Task objective - How many lines in these records hold the string "icon"? Reply with the number alone.

Material provided -
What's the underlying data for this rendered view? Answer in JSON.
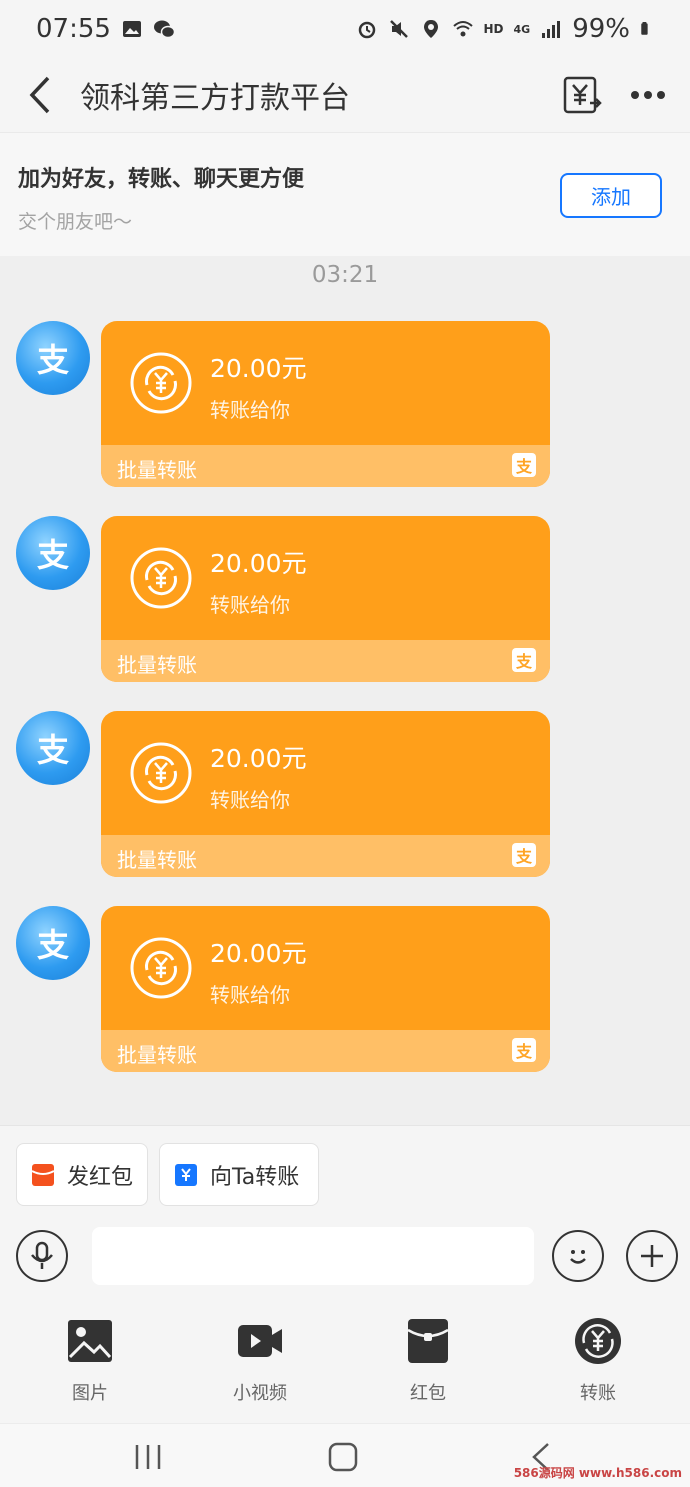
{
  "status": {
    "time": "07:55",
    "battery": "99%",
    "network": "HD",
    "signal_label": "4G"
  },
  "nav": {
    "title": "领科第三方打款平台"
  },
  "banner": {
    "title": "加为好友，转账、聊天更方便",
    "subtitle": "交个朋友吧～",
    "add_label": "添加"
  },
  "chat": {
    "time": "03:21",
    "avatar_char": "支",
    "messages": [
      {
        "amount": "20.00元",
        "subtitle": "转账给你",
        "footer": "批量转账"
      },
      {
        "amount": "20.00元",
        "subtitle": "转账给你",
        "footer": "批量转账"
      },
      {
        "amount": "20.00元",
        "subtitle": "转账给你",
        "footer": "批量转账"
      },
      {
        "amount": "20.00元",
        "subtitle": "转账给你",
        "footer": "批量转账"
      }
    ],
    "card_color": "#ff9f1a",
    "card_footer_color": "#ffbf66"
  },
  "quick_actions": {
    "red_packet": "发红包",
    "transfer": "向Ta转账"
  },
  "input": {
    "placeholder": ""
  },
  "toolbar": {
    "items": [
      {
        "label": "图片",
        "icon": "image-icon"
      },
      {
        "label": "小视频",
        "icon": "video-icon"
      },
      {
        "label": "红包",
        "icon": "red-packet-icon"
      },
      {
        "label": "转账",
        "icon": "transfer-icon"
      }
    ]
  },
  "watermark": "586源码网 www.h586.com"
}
--
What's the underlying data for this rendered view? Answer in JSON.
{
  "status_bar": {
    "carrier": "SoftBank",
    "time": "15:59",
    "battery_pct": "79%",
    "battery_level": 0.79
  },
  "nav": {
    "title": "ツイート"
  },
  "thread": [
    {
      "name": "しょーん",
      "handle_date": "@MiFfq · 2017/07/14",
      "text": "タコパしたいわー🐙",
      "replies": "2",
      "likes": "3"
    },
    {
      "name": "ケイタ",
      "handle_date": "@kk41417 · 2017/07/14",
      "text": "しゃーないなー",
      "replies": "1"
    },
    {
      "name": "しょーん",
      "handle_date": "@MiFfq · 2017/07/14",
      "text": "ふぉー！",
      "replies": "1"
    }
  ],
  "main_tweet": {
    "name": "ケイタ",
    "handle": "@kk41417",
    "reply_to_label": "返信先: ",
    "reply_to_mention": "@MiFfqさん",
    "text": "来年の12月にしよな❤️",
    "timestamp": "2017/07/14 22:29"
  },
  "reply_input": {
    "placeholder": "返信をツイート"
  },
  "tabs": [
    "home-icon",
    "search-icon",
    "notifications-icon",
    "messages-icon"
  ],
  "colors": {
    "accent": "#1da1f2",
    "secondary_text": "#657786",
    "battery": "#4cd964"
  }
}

Answer to this problem - 8